• _GIVEN EXERCISE_
Write out every line below that includes the word "false".

• _AVAILABLE DATA_
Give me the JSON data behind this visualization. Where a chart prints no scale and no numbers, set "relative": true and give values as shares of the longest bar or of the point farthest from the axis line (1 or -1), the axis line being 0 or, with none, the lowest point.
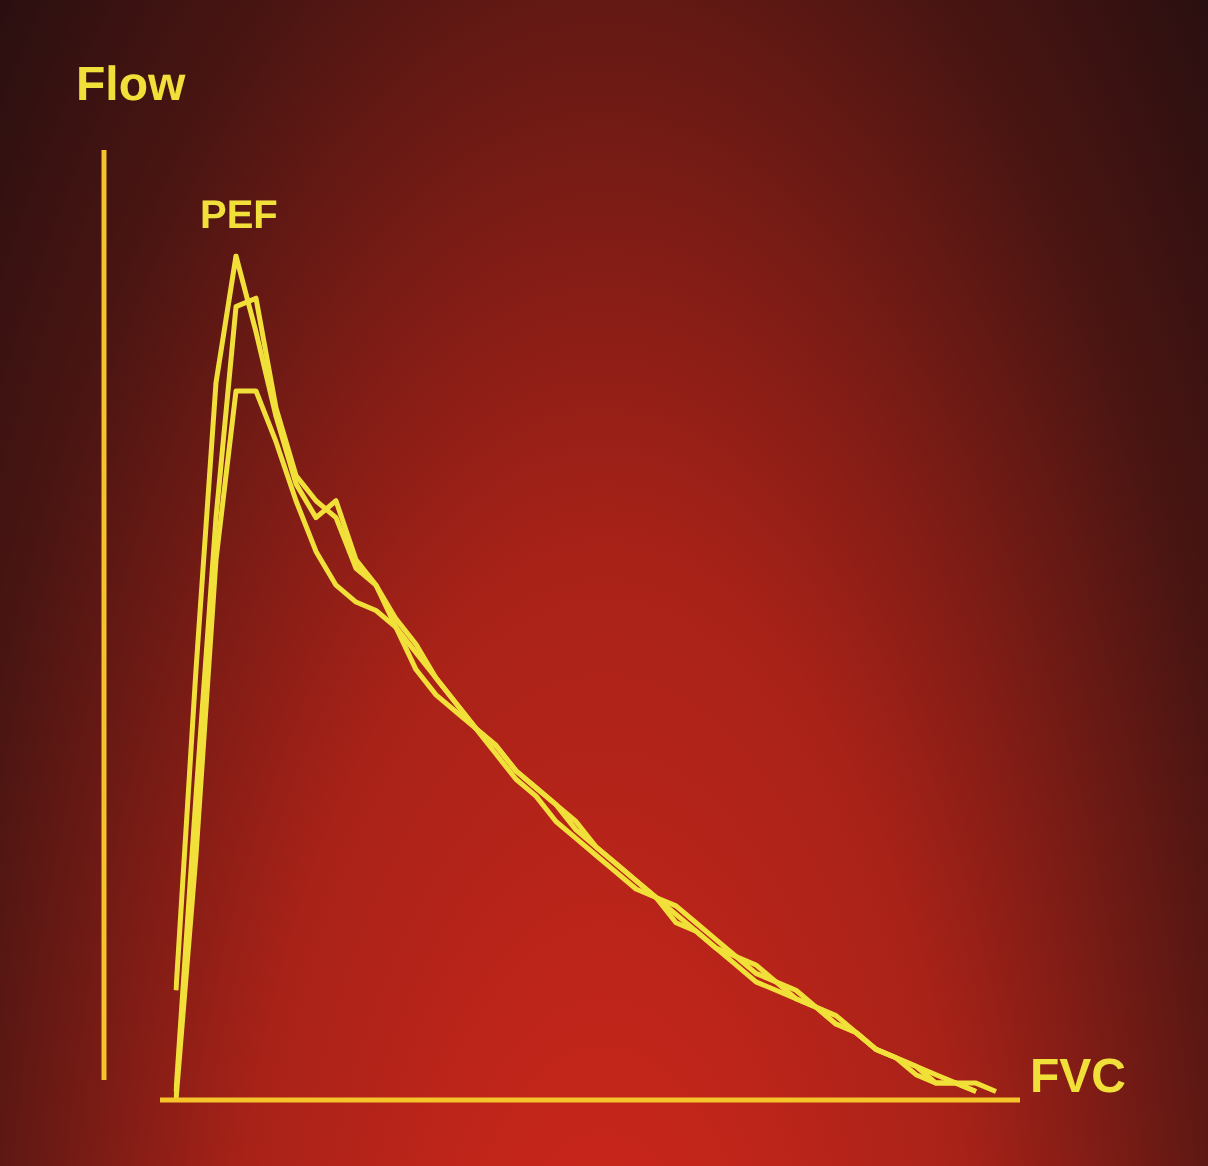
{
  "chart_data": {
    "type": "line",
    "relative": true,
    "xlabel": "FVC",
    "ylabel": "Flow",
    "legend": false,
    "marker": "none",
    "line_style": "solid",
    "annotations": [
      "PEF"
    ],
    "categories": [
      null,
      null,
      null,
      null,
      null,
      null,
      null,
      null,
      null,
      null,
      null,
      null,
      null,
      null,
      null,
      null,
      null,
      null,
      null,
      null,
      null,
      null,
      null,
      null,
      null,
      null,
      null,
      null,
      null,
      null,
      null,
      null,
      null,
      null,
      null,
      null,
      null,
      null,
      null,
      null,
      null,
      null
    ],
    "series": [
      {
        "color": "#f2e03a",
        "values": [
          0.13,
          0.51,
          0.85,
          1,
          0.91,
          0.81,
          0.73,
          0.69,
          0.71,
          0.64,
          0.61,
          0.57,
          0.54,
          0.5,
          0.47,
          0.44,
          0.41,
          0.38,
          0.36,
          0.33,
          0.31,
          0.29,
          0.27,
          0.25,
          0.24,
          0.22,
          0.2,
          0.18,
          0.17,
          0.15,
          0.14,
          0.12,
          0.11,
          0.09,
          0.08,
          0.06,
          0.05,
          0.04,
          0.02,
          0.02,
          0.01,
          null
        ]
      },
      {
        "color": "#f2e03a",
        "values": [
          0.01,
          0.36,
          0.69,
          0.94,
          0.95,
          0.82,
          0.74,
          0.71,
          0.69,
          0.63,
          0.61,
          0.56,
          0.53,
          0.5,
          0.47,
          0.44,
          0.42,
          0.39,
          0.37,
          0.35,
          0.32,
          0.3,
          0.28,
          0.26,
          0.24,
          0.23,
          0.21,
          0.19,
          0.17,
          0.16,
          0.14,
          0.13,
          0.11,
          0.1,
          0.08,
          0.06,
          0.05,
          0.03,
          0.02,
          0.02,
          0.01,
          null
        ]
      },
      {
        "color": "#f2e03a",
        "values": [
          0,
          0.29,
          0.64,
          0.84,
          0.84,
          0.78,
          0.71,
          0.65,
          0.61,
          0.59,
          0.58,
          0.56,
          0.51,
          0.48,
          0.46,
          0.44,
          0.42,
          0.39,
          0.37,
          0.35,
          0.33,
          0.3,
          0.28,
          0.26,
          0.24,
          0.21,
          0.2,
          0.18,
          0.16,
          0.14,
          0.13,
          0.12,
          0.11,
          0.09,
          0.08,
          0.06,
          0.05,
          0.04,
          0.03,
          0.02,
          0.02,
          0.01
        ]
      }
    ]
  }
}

* * *

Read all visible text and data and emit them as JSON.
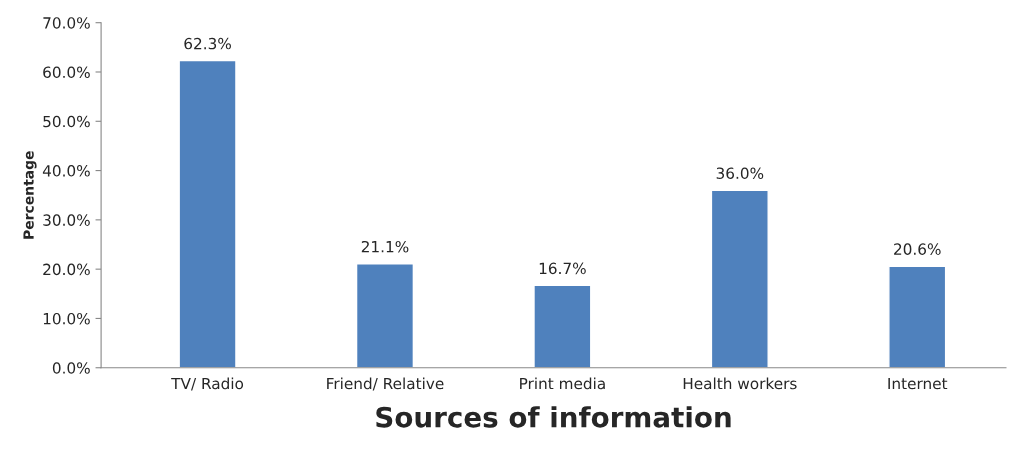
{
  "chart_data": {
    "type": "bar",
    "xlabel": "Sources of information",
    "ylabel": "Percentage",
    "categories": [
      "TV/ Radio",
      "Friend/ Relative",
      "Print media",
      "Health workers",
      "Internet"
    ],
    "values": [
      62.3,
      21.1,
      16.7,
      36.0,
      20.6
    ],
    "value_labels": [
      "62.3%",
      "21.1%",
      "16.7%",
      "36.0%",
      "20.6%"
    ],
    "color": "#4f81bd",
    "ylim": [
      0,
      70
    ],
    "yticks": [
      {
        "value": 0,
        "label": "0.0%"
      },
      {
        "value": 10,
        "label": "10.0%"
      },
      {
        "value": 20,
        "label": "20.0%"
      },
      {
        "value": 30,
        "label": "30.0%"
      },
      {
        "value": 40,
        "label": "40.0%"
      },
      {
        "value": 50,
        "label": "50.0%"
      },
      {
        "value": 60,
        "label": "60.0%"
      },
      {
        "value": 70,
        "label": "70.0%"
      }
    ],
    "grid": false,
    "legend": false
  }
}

• _THE OUTPUT_
    "legend": false,
    "grid": false,
    "legend": false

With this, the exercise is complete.